TASK BRIEF
The data below needs to be returned exactly, line for line.

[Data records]

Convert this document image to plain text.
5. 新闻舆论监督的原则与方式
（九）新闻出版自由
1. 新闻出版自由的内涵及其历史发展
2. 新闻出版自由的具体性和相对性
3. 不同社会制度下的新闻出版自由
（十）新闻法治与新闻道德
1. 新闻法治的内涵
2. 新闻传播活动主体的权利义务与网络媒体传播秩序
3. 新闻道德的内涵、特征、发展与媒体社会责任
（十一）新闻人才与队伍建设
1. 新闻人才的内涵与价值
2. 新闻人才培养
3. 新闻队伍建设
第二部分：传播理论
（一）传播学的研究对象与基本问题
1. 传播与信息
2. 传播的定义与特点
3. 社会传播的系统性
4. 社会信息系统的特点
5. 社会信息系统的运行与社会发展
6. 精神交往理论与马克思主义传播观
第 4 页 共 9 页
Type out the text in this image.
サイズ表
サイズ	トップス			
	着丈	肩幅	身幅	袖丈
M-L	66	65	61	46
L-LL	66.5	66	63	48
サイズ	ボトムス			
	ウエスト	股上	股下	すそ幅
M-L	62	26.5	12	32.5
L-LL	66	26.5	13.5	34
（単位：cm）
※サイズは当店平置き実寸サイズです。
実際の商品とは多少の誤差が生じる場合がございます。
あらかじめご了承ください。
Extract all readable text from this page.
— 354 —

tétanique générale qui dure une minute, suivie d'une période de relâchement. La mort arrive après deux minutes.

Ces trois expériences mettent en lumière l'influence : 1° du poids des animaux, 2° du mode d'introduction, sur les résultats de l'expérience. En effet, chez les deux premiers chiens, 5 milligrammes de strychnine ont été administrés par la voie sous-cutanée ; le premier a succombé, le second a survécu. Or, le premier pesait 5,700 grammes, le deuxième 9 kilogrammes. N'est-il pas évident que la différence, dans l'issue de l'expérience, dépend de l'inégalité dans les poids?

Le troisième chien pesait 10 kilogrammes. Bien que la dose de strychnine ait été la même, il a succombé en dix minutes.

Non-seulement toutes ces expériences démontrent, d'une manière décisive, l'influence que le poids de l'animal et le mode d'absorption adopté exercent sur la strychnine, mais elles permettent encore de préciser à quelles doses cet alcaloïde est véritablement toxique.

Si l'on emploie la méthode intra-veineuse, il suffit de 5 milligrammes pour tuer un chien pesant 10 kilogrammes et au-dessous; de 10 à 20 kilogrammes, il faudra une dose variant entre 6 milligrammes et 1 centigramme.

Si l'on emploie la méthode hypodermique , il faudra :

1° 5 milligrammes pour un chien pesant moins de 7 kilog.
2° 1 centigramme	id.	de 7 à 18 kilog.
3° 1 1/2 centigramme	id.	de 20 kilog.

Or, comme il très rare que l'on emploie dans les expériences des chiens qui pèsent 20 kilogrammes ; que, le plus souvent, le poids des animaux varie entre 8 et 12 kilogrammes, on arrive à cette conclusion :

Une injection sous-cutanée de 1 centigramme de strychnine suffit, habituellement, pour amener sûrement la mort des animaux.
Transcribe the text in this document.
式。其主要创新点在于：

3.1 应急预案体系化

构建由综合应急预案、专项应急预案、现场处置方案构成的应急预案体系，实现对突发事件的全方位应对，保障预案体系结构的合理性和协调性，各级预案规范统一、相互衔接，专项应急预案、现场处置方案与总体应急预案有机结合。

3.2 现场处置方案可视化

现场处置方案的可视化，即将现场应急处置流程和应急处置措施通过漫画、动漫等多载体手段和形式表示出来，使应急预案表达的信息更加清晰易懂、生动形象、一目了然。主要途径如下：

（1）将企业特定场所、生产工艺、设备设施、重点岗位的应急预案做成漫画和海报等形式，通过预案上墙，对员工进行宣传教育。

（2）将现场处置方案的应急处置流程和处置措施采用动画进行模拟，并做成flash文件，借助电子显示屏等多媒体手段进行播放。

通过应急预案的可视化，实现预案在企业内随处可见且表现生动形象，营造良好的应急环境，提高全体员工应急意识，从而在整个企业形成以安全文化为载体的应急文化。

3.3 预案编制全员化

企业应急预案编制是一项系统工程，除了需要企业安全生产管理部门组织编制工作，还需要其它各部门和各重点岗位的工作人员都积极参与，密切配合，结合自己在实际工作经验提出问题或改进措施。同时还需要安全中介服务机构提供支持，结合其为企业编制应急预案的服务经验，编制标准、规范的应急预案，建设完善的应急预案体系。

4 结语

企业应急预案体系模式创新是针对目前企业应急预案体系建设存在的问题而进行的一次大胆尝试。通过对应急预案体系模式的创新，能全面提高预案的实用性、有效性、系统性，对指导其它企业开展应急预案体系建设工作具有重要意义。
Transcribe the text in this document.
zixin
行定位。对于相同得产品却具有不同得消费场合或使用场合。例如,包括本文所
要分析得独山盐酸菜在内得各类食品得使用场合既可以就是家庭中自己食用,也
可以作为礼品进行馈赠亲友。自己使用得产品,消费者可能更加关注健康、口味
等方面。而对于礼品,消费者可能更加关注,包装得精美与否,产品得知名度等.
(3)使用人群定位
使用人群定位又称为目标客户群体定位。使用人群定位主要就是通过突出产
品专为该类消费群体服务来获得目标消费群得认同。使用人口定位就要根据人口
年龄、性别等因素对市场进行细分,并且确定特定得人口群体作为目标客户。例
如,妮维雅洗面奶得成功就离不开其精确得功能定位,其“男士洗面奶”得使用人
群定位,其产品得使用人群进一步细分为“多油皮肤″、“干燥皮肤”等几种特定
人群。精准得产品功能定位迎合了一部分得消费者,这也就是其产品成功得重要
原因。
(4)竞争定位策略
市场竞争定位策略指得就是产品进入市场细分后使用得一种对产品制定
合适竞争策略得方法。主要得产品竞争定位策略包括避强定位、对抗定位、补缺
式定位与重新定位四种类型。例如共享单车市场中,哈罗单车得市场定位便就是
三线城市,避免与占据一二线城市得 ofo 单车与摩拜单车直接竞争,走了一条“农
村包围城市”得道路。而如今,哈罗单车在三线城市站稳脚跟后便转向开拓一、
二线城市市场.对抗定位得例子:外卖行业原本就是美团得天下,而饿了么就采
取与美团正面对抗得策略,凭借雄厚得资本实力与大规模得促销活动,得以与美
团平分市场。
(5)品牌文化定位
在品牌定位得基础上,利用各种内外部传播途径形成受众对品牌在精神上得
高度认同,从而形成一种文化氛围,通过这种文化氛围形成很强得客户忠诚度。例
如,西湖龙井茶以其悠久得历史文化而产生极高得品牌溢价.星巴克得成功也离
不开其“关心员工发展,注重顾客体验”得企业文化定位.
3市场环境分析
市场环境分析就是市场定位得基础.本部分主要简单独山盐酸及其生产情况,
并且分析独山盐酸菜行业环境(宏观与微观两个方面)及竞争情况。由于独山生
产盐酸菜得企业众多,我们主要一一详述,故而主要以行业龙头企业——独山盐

EXERCISE SOLUTION
Convert this document image to plain text.
5. 新闻舆论监督的原则与方式
（九）新闻出版自由
1. 新闻出版自由的内涵及其历史发展
2. 新闻出版自由的具体性和相对性
3. 不同社会制度下的新闻出版自由
（十）新闻法治与新闻道德
1. 新闻法治的内涵
2. 新闻传播活动主体的权利义务与网络媒体传播秩序
3. 新闻道德的内涵、特征、发展与媒体社会责任
（十一）新闻人才与队伍建设
1. 新闻人才的内涵与价值
2. 新闻人才培养
3. 新闻队伍建设
第二部分：传播理论
（一）传播学的研究对象与基本问题
1. 传播与信息
2. 传播的定义与特点
3. 社会传播的系统性
4. 社会信息系统的特点
5. 社会信息系统的运行与社会发展
6. 精神交往理论与马克思主义传播观
第 4 页 共 9 页
Type out the text in this image.
サイズ表
サイズ	トップス			
	着丈	肩幅	身幅	袖丈
M-L	66	65	61	46
L-LL	66.5	66	63	48
サイズ	ボトムス			
	ウエスト	股上	股下	すそ幅
M-L	62	26.5	12	32.5
L-LL	66	26.5	13.5	34
（単位：cm）
※サイズは当店平置き実寸サイズです。
実際の商品とは多少の誤差が生じる場合がございます。
あらかじめご了承ください。
Extract all readable text from this page.
— 354 —

tétanique générale qui dure une minute, suivie d'une période de relâchement. La mort arrive après deux minutes.

Ces trois expériences mettent en lumière l'influence : 1° du poids des animaux, 2° du mode d'introduction, sur les résultats de l'expérience. En effet, chez les deux premiers chiens, 5 milligrammes de strychnine ont été administrés par la voie sous-cutanée ; le premier a succombé, le second a survécu. Or, le premier pesait 5,700 grammes, le deuxième 9 kilogrammes. N'est-il pas évident que la différence, dans l'issue de l'expérience, dépend de l'inégalité dans les poids?

Le troisième chien pesait 10 kilogrammes. Bien que la dose de strychnine ait été la même, il a succombé en dix minutes.

Non-seulement toutes ces expériences démontrent, d'une manière décisive, l'influence que le poids de l'animal et le mode d'absorption adopté exercent sur la strychnine, mais elles permettent encore de préciser à quelles doses cet alcaloïde est véritablement toxique.

Si l'on emploie la méthode intra-veineuse, il suffit de 5 milligrammes pour tuer un chien pesant 10 kilogrammes et au-dessous; de 10 à 20 kilogrammes, il faudra une dose variant entre 6 milligrammes et 1 centigramme.

Si l'on emploie la méthode hypodermique , il faudra :

1° 5 milligrammes pour un chien pesant moins de 7 kilog.
2° 1 centigramme	id.	de 7 à 18 kilog.
3° 1 1/2 centigramme	id.	de 20 kilog.

Or, comme il très rare que l'on emploie dans les expériences des chiens qui pèsent 20 kilogrammes ; que, le plus souvent, le poids des animaux varie entre 8 et 12 kilogrammes, on arrive à cette conclusion :

Une injection sous-cutanée de 1 centigramme de strychnine suffit, habituellement, pour amener sûrement la mort des animaux.
Transcribe the text in this document.
式。其主要创新点在于：

3.1 应急预案体系化

构建由综合应急预案、专项应急预案、现场处置方案构成的应急预案体系，实现对突发事件的全方位应对，保障预案体系结构的合理性和协调性，各级预案规范统一、相互衔接，专项应急预案、现场处置方案与总体应急预案有机结合。

3.2 现场处置方案可视化

现场处置方案的可视化，即将现场应急处置流程和应急处置措施通过漫画、动漫等多载体手段和形式表示出来，使应急预案表达的信息更加清晰易懂、生动形象、一目了然。主要途径如下：

（1）将企业特定场所、生产工艺、设备设施、重点岗位的应急预案做成漫画和海报等形式，通过预案上墙，对员工进行宣传教育。

（2）将现场处置方案的应急处置流程和处置措施采用动画进行模拟，并做成flash文件，借助电子显示屏等多媒体手段进行播放。

通过应急预案的可视化，实现预案在企业内随处可见且表现生动形象，营造良好的应急环境，提高全体员工应急意识，从而在整个企业形成以安全文化为载体的应急文化。

3.3 预案编制全员化

企业应急预案编制是一项系统工程，除了需要企业安全生产管理部门组织编制工作，还需要其它各部门和各重点岗位的工作人员都积极参与，密切配合，结合自己在实际工作经验提出问题或改进措施。同时还需要安全中介服务机构提供支持，结合其为企业编制应急预案的服务经验，编制标准、规范的应急预案，建设完善的应急预案体系。

4 结语

企业应急预案体系模式创新是针对目前企业应急预案体系建设存在的问题而进行的一次大胆尝试。通过对应急预案体系模式的创新，能全面提高预案的实用性、有效性、系统性，对指导其它企业开展应急预案体系建设工作具有重要意义。
Transcribe the text in this document.
zixin
行定位。对于相同得产品却具有不同得消费场合或使用场合。例如,包括本文所
要分析得独山盐酸菜在内得各类食品得使用场合既可以就是家庭中自己食用,也
可以作为礼品进行馈赠亲友。自己使用得产品,消费者可能更加关注健康、口味
等方面。而对于礼品,消费者可能更加关注,包装得精美与否,产品得知名度等.
(3)使用人群定位
使用人群定位又称为目标客户群体定位。使用人群定位主要就是通过突出产
品专为该类消费群体服务来获得目标消费群得认同。使用人口定位就要根据人口
年龄、性别等因素对市场进行细分,并且确定特定得人口群体作为目标客户。例
如,妮维雅洗面奶得成功就离不开其精确得功能定位,其“男士洗面奶”得使用人
群定位,其产品得使用人群进一步细分为“多油皮肤″、“干燥皮肤”等几种特定
人群。精准得产品功能定位迎合了一部分得消费者,这也就是其产品成功得重要
原因。
(4)竞争定位策略
市场竞争定位策略指得就是产品进入市场细分后使用得一种对产品制定
合适竞争策略得方法。主要得产品竞争定位策略包括避强定位、对抗定位、补缺
式定位与重新定位四种类型。例如共享单车市场中,哈罗单车得市场定位便就是
三线城市,避免与占据一二线城市得 ofo 单车与摩拜单车直接竞争,走了一条“农
村包围城市”得道路。而如今,哈罗单车在三线城市站稳脚跟后便转向开拓一、
二线城市市场.对抗定位得例子:外卖行业原本就是美团得天下,而饿了么就采
取与美团正面对抗得策略,凭借雄厚得资本实力与大规模得促销活动,得以与美
团平分市场。
(5)品牌文化定位
在品牌定位得基础上,利用各种内外部传播途径形成受众对品牌在精神上得
高度认同,从而形成一种文化氛围,通过这种文化氛围形成很强得客户忠诚度。例
如,西湖龙井茶以其悠久得历史文化而产生极高得品牌溢价.星巴克得成功也离
不开其“关心员工发展,注重顾客体验”得企业文化定位.
3市场环境分析
市场环境分析就是市场定位得基础.本部分主要简单独山盐酸及其生产情况,
并且分析独山盐酸菜行业环境(宏观与微观两个方面)及竞争情况。由于独山生
产盐酸菜得企业众多,我们主要一一详述,故而主要以行业龙头企业——独山盐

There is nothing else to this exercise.